Aim of the exercise
Please write out the material that follows, exactly as it stands.
■ ■ ■ ■ ■
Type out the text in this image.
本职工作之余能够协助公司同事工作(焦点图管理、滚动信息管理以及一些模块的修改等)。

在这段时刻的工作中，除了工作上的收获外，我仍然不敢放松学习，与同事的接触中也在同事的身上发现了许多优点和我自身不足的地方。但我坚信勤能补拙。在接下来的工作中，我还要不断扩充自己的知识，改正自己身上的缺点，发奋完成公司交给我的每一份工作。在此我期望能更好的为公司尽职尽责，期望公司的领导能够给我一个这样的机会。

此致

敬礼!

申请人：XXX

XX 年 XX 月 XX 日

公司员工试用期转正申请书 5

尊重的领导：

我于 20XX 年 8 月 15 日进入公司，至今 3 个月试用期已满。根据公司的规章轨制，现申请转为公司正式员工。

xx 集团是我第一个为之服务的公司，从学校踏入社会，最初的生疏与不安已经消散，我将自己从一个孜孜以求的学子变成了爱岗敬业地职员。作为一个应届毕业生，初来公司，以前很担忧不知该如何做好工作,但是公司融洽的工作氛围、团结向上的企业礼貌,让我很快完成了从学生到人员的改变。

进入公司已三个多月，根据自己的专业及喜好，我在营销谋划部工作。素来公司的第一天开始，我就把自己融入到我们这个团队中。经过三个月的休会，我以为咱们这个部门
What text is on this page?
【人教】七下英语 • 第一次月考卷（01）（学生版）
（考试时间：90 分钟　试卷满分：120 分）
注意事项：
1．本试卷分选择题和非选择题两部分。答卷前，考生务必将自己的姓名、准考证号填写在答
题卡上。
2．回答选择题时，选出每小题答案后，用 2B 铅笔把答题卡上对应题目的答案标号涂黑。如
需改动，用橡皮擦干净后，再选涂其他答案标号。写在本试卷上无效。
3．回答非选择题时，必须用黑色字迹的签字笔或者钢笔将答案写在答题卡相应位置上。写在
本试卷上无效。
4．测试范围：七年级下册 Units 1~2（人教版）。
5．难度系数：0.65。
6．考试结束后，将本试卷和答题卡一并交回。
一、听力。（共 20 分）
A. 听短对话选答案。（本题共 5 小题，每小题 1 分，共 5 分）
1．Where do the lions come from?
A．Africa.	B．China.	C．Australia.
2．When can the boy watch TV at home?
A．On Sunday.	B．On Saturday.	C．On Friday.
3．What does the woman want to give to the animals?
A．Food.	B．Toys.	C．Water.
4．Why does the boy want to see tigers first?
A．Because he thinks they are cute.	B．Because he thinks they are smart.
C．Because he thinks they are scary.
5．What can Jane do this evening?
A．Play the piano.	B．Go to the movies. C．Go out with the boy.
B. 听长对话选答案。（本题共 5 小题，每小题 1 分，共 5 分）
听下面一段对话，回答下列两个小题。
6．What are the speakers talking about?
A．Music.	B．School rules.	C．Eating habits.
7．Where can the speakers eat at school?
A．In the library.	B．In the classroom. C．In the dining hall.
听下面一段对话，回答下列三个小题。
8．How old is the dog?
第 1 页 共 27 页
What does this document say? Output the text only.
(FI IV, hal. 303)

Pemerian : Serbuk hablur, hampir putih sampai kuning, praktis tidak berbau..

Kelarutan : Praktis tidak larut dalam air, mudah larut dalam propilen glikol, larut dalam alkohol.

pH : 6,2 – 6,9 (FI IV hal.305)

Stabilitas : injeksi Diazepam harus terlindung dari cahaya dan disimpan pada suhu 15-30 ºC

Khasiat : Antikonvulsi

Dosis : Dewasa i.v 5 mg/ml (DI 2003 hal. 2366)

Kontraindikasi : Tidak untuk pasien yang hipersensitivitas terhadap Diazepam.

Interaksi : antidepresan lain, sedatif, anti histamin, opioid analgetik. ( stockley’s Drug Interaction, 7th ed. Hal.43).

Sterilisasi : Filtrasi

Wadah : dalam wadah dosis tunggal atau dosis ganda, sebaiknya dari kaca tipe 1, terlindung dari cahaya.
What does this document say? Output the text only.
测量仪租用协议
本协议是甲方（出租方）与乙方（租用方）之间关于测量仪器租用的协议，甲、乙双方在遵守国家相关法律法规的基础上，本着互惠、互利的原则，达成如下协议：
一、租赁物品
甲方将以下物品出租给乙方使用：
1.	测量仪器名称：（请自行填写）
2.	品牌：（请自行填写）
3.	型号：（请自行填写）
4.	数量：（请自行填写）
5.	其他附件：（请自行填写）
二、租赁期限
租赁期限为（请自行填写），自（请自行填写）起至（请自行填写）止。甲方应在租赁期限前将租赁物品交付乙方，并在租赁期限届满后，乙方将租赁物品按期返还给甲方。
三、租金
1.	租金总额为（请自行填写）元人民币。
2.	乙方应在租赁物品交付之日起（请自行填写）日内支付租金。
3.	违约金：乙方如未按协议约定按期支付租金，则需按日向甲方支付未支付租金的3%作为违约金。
■ ■ ■ ■ ■
Final answer
Type out the text in this image.
本职工作之余能够协助公司同事工作(焦点图管理、滚动信息管理以及一些模块的修改等)。

在这段时刻的工作中，除了工作上的收获外，我仍然不敢放松学习，与同事的接触中也在同事的身上发现了许多优点和我自身不足的地方。但我坚信勤能补拙。在接下来的工作中，我还要不断扩充自己的知识，改正自己身上的缺点，发奋完成公司交给我的每一份工作。在此我期望能更好的为公司尽职尽责，期望公司的领导能够给我一个这样的机会。

此致

敬礼!

申请人：XXX

XX 年 XX 月 XX 日

公司员工试用期转正申请书 5

尊重的领导：

我于 20XX 年 8 月 15 日进入公司，至今 3 个月试用期已满。根据公司的规章轨制，现申请转为公司正式员工。

xx 集团是我第一个为之服务的公司，从学校踏入社会，最初的生疏与不安已经消散，我将自己从一个孜孜以求的学子变成了爱岗敬业地职员。作为一个应届毕业生，初来公司，以前很担忧不知该如何做好工作,但是公司融洽的工作氛围、团结向上的企业礼貌,让我很快完成了从学生到人员的改变。

进入公司已三个多月，根据自己的专业及喜好，我在营销谋划部工作。素来公司的第一天开始，我就把自己融入到我们这个团队中。经过三个月的休会，我以为咱们这个部门
What text is on this page?
【人教】七下英语 • 第一次月考卷（01）（学生版）
（考试时间：90 分钟　试卷满分：120 分）
注意事项：
1．本试卷分选择题和非选择题两部分。答卷前，考生务必将自己的姓名、准考证号填写在答
题卡上。
2．回答选择题时，选出每小题答案后，用 2B 铅笔把答题卡上对应题目的答案标号涂黑。如
需改动，用橡皮擦干净后，再选涂其他答案标号。写在本试卷上无效。
3．回答非选择题时，必须用黑色字迹的签字笔或者钢笔将答案写在答题卡相应位置上。写在
本试卷上无效。
4．测试范围：七年级下册 Units 1~2（人教版）。
5．难度系数：0.65。
6．考试结束后，将本试卷和答题卡一并交回。
一、听力。（共 20 分）
A. 听短对话选答案。（本题共 5 小题，每小题 1 分，共 5 分）
1．Where do the lions come from?
A．Africa.	B．China.	C．Australia.
2．When can the boy watch TV at home?
A．On Sunday.	B．On Saturday.	C．On Friday.
3．What does the woman want to give to the animals?
A．Food.	B．Toys.	C．Water.
4．Why does the boy want to see tigers first?
A．Because he thinks they are cute.	B．Because he thinks they are smart.
C．Because he thinks they are scary.
5．What can Jane do this evening?
A．Play the piano.	B．Go to the movies. C．Go out with the boy.
B. 听长对话选答案。（本题共 5 小题，每小题 1 分，共 5 分）
听下面一段对话，回答下列两个小题。
6．What are the speakers talking about?
A．Music.	B．School rules.	C．Eating habits.
7．Where can the speakers eat at school?
A．In the library.	B．In the classroom. C．In the dining hall.
听下面一段对话，回答下列三个小题。
8．How old is the dog?
第 1 页 共 27 页
What does this document say? Output the text only.
(FI IV, hal. 303)

Pemerian : Serbuk hablur, hampir putih sampai kuning, praktis tidak berbau..

Kelarutan : Praktis tidak larut dalam air, mudah larut dalam propilen glikol, larut dalam alkohol.

pH : 6,2 – 6,9 (FI IV hal.305)

Stabilitas : injeksi Diazepam harus terlindung dari cahaya dan disimpan pada suhu 15-30 ºC

Khasiat : Antikonvulsi

Dosis : Dewasa i.v 5 mg/ml (DI 2003 hal. 2366)

Kontraindikasi : Tidak untuk pasien yang hipersensitivitas terhadap Diazepam.

Interaksi : antidepresan lain, sedatif, anti histamin, opioid analgetik. ( stockley’s Drug Interaction, 7th ed. Hal.43).

Sterilisasi : Filtrasi

Wadah : dalam wadah dosis tunggal atau dosis ganda, sebaiknya dari kaca tipe 1, terlindung dari cahaya.
What does this document say? Output the text only.
测量仪租用协议
本协议是甲方（出租方）与乙方（租用方）之间关于测量仪器租用的协议，甲、乙双方在遵守国家相关法律法规的基础上，本着互惠、互利的原则，达成如下协议：
一、租赁物品
甲方将以下物品出租给乙方使用：
1.	测量仪器名称：（请自行填写）
2.	品牌：（请自行填写）
3.	型号：（请自行填写）
4.	数量：（请自行填写）
5.	其他附件：（请自行填写）
二、租赁期限
租赁期限为（请自行填写），自（请自行填写）起至（请自行填写）止。甲方应在租赁期限前将租赁物品交付乙方，并在租赁期限届满后，乙方将租赁物品按期返还给甲方。
三、租金
1.	租金总额为（请自行填写）元人民币。
2.	乙方应在租赁物品交付之日起（请自行填写）日内支付租金。
3.	违约金：乙方如未按协议约定按期支付租金，则需按日向甲方支付未支付租金的3%作为违约金。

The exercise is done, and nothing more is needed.